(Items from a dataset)
_ _ _ _

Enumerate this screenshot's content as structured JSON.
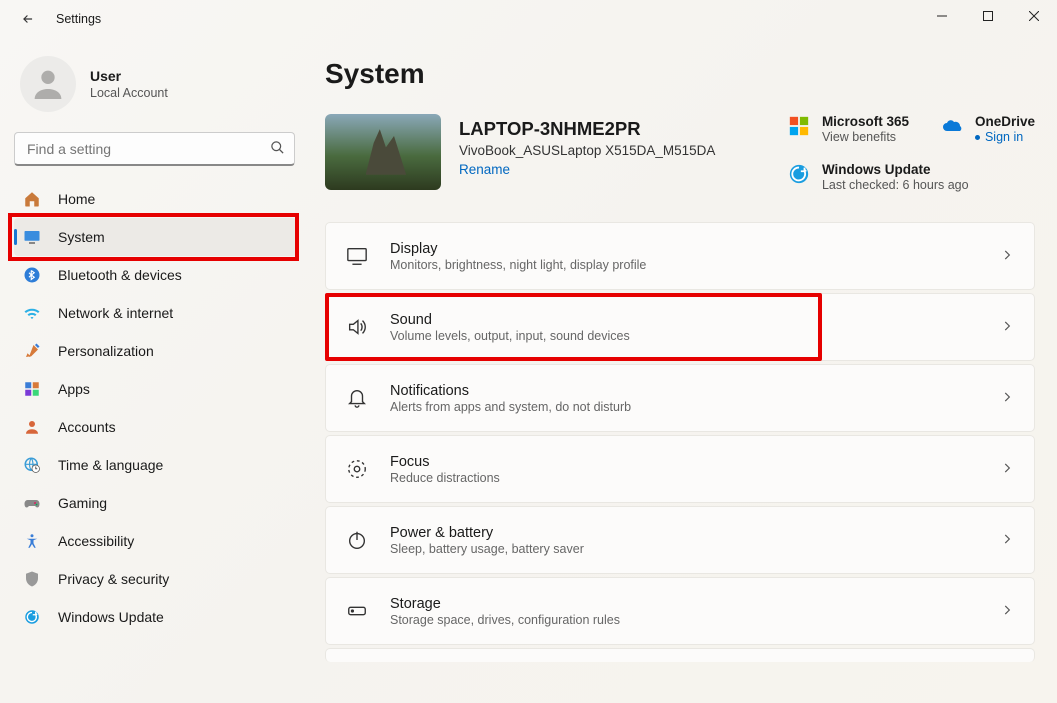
{
  "titlebar": {
    "title": "Settings"
  },
  "user": {
    "name": "User",
    "account_type": "Local Account"
  },
  "search": {
    "placeholder": "Find a setting"
  },
  "nav": [
    {
      "id": "home",
      "label": "Home"
    },
    {
      "id": "system",
      "label": "System"
    },
    {
      "id": "bluetooth",
      "label": "Bluetooth & devices"
    },
    {
      "id": "network",
      "label": "Network & internet"
    },
    {
      "id": "personalization",
      "label": "Personalization"
    },
    {
      "id": "apps",
      "label": "Apps"
    },
    {
      "id": "accounts",
      "label": "Accounts"
    },
    {
      "id": "time",
      "label": "Time & language"
    },
    {
      "id": "gaming",
      "label": "Gaming"
    },
    {
      "id": "accessibility",
      "label": "Accessibility"
    },
    {
      "id": "privacy",
      "label": "Privacy & security"
    },
    {
      "id": "update",
      "label": "Windows Update"
    }
  ],
  "page": {
    "title": "System"
  },
  "device": {
    "name": "LAPTOP-3NHME2PR",
    "model": "VivoBook_ASUSLaptop X515DA_M515DA",
    "rename": "Rename"
  },
  "status": {
    "ms365": {
      "title": "Microsoft 365",
      "sub": "View benefits"
    },
    "onedrive": {
      "title": "OneDrive",
      "sub": "Sign in"
    },
    "update": {
      "title": "Windows Update",
      "sub": "Last checked: 6 hours ago"
    }
  },
  "cards": [
    {
      "id": "display",
      "title": "Display",
      "sub": "Monitors, brightness, night light, display profile"
    },
    {
      "id": "sound",
      "title": "Sound",
      "sub": "Volume levels, output, input, sound devices"
    },
    {
      "id": "notifications",
      "title": "Notifications",
      "sub": "Alerts from apps and system, do not disturb"
    },
    {
      "id": "focus",
      "title": "Focus",
      "sub": "Reduce distractions"
    },
    {
      "id": "power",
      "title": "Power & battery",
      "sub": "Sleep, battery usage, battery saver"
    },
    {
      "id": "storage",
      "title": "Storage",
      "sub": "Storage space, drives, configuration rules"
    }
  ]
}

_ _ _ _

EXERCISE DETAILS: Quote the material exactly. Pictures stay out.

RESPONSE TO THE TASK:
Enumerate this screenshot's content as structured JSON.
{
  "titlebar": {
    "title": "Settings"
  },
  "user": {
    "name": "User",
    "account_type": "Local Account"
  },
  "search": {
    "placeholder": "Find a setting"
  },
  "nav": [
    {
      "id": "home",
      "label": "Home"
    },
    {
      "id": "system",
      "label": "System"
    },
    {
      "id": "bluetooth",
      "label": "Bluetooth & devices"
    },
    {
      "id": "network",
      "label": "Network & internet"
    },
    {
      "id": "personalization",
      "label": "Personalization"
    },
    {
      "id": "apps",
      "label": "Apps"
    },
    {
      "id": "accounts",
      "label": "Accounts"
    },
    {
      "id": "time",
      "label": "Time & language"
    },
    {
      "id": "gaming",
      "label": "Gaming"
    },
    {
      "id": "accessibility",
      "label": "Accessibility"
    },
    {
      "id": "privacy",
      "label": "Privacy & security"
    },
    {
      "id": "update",
      "label": "Windows Update"
    }
  ],
  "page": {
    "title": "System"
  },
  "device": {
    "name": "LAPTOP-3NHME2PR",
    "model": "VivoBook_ASUSLaptop X515DA_M515DA",
    "rename": "Rename"
  },
  "status": {
    "ms365": {
      "title": "Microsoft 365",
      "sub": "View benefits"
    },
    "onedrive": {
      "title": "OneDrive",
      "sub": "Sign in"
    },
    "update": {
      "title": "Windows Update",
      "sub": "Last checked: 6 hours ago"
    }
  },
  "cards": [
    {
      "id": "display",
      "title": "Display",
      "sub": "Monitors, brightness, night light, display profile"
    },
    {
      "id": "sound",
      "title": "Sound",
      "sub": "Volume levels, output, input, sound devices"
    },
    {
      "id": "notifications",
      "title": "Notifications",
      "sub": "Alerts from apps and system, do not disturb"
    },
    {
      "id": "focus",
      "title": "Focus",
      "sub": "Reduce distractions"
    },
    {
      "id": "power",
      "title": "Power & battery",
      "sub": "Sleep, battery usage, battery saver"
    },
    {
      "id": "storage",
      "title": "Storage",
      "sub": "Storage space, drives, configuration rules"
    }
  ]
}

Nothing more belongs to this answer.